→ **Given records**

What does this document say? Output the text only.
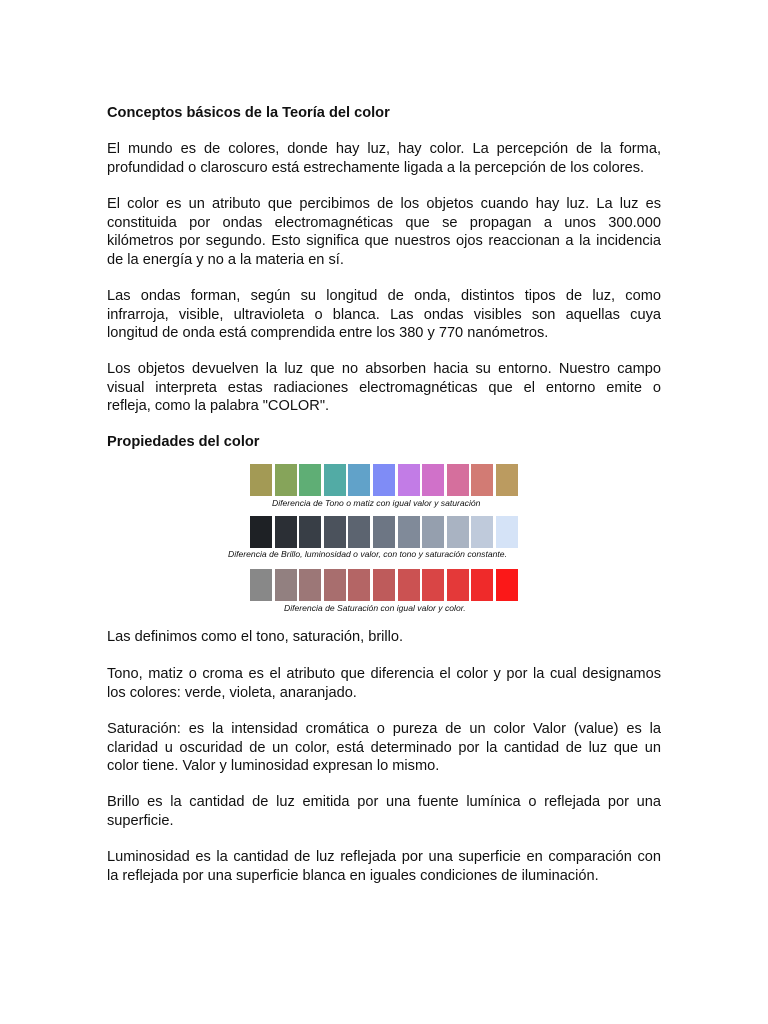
Conceptos básicos de la Teoría del color

El mundo es de colores, donde hay luz, hay color. La percepción de la forma,
profundidad o claroscuro está estrechamente ligada a la percepción de los colores.

El color es un atributo que percibimos de los objetos cuando hay luz. La luz es
constituida por ondas electromagnéticas que se propagan a unos 300.000
kilómetros por segundo. Esto significa que nuestros ojos reaccionan a la incidencia
de la energía y no a la materia en sí.

Las ondas forman, según su longitud de onda, distintos tipos de luz, como
infrarroja, visible, ultravioleta o blanca. Las ondas visibles son aquellas cuya
longitud de onda está comprendida entre los 380 y 770 nanómetros.

Los objetos devuelven la luz que no absorben hacia su entorno. Nuestro campo
visual interpreta estas radiaciones electromagnéticas que el entorno emite o
refleja, como la palabra "COLOR".

Propiedades del color
Diferencia de Tono o matiz con igual valor y saturación
Diferencia de Brillo, luminosidad o valor, con tono y saturación constante.
Diferencia de Saturación con igual valor y color.

Las definimos como el tono, saturación, brillo.

Tono, matiz o croma es el atributo que diferencia el color y por la cual designamos
los colores: verde, violeta, anaranjado.

Saturación: es la intensidad cromática o pureza de un color Valor (value) es la
claridad u oscuridad de un color, está determinado por la cantidad de luz que un
color tiene. Valor y luminosidad expresan lo mismo.

Brillo es la cantidad de luz emitida por una fuente lumínica o reflejada por una
superficie.

Luminosidad es la cantidad de luz reflejada por una superficie en comparación con
la reflejada por una superficie blanca en iguales condiciones de iluminación.
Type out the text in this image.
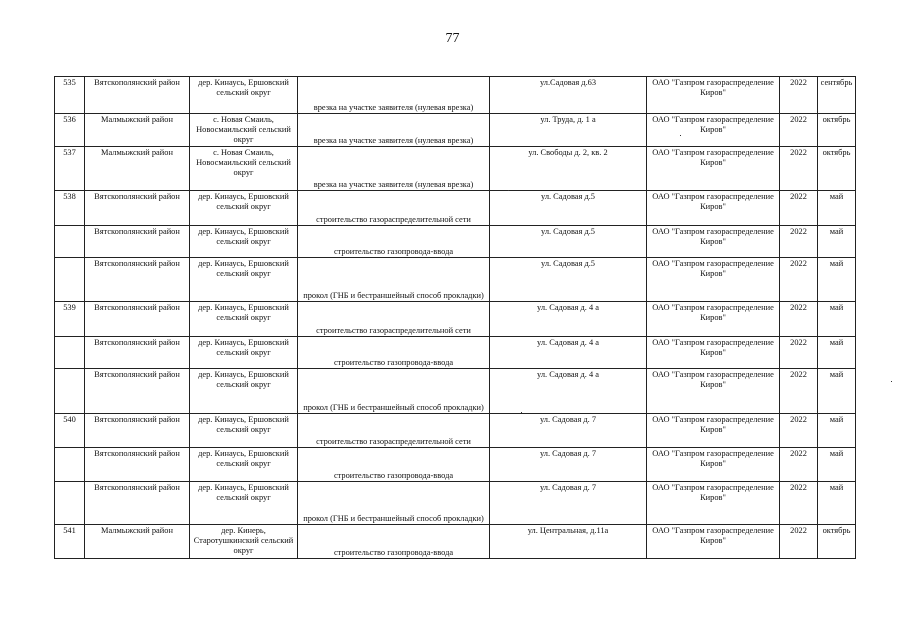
77
535	Вятскополянский район	дер. Кинаусь, Ершовский сельский округ	врезка на участке заявителя (нулевая врезка)	ул.Садовая д.63	ОАО "Газпром газораспределение Киров"	2022	сентябрь
536	Малмыжский район	с. Новая Смаиль, Новосмаильский сельский округ	врезка на участке заявителя (нулевая врезка)	ул. Труда, д. 1 а	ОАО "Газпром газораспределение Киров"	2022	октябрь
537	Малмыжский район	с. Новая Смаиль, Новосмаильский сельский округ	врезка на участке заявителя (нулевая врезка)	ул. Свободы д. 2, кв. 2	ОАО "Газпром газораспределение Киров"	2022	октябрь
538	Вятскополянский район	дер. Кинаусь, Ершовский сельский округ	строительство газораспределительной сети	ул. Садовая д.5	ОАО "Газпром газораспределение Киров"	2022	май
	Вятскополянский район	дер. Кинаусь, Ершовский сельский округ	строительство газопровода-ввода	ул. Садовая д.5	ОАО "Газпром газораспределение Киров"	2022	май
	Вятскополянский район	дер. Кинаусь, Ершовский сельский округ	прокол (ГНБ и бестраншейный способ прокладки)	ул. Садовая д.5	ОАО "Газпром газораспределение Киров"	2022	май
539	Вятскополянский район	дер. Кинаусь, Ершовский сельский округ	строительство газораспределительной сети	ул. Садовая д. 4 а	ОАО "Газпром газораспределение Киров"	2022	май
	Вятскополянский район	дер. Кинаусь, Ершовский сельский округ	строительство газопровода-ввода	ул. Садовая д. 4 а	ОАО "Газпром газораспределение Киров"	2022	май
	Вятскополянский район	дер. Кинаусь, Ершовский сельский округ	прокол (ГНБ и бестраншейный способ прокладки)	ул. Садовая д. 4 а	ОАО "Газпром газораспределение Киров"	2022	май
540	Вятскополянский район	дер. Кинаусь, Ершовский сельский округ	строительство газораспределительной сети	ул. Садовая д. 7	ОАО "Газпром газораспределение Киров"	2022	май
	Вятскополянский район	дер. Кинаусь, Ершовский сельский округ	строительство газопровода-ввода	ул. Садовая д. 7	ОАО "Газпром газораспределение Киров"	2022	май
	Вятскополянский район	дер. Кинаусь, Ершовский сельский округ	прокол (ГНБ и бестраншейный способ прокладки)	ул. Садовая д. 7	ОАО "Газпром газораспределение Киров"	2022	май
541	Малмыжский район	дер. Кинерь, Старотушкинский сельский округ	строительство газопровода-ввода	ул. Центральная, д.11а	ОАО "Газпром газораспределение Киров"	2022	октябрь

→ **Aim of the task**
Return all lines containing the word "electromagnéticas".

→ **Exercise answer**
constituida por ondas electromagnéticas que se propagan a unos 300.000
visual interpreta estas radiaciones electromagnéticas que el entorno emite o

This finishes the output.